State how many lines of the data contain the word "name", and write nothing besides the number.

::: DATA LISTING

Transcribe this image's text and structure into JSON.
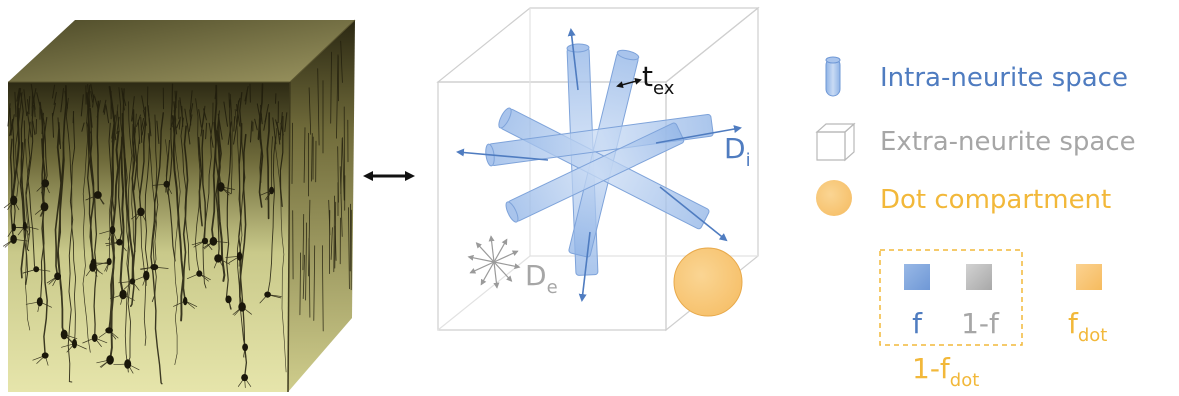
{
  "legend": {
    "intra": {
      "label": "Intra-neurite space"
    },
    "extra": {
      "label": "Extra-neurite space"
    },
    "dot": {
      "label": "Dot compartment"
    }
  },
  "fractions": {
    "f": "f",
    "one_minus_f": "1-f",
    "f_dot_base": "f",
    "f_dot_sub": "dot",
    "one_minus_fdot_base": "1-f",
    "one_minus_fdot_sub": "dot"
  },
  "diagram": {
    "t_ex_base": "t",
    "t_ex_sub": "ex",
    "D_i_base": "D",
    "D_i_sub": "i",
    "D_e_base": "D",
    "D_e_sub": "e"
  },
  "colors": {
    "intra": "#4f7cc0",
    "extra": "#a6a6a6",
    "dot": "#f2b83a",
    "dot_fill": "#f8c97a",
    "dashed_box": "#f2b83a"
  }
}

::::::
::: DATA LISTING

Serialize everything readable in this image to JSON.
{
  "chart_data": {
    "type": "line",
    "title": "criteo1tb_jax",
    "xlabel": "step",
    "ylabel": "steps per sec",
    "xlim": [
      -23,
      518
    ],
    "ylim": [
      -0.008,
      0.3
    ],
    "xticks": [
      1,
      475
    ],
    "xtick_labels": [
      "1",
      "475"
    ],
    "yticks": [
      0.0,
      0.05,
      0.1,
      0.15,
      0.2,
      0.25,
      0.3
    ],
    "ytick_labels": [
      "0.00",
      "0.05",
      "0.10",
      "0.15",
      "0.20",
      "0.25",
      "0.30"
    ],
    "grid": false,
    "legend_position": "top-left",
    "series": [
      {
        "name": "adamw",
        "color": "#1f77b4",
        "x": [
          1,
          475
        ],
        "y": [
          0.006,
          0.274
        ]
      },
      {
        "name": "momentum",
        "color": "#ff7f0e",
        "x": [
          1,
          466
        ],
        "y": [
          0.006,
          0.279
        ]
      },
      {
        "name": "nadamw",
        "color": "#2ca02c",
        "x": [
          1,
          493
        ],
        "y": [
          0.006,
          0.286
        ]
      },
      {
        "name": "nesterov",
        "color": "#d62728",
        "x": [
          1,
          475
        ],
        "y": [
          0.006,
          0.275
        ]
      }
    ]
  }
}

::::::

ANSWER TO THE TASK:
4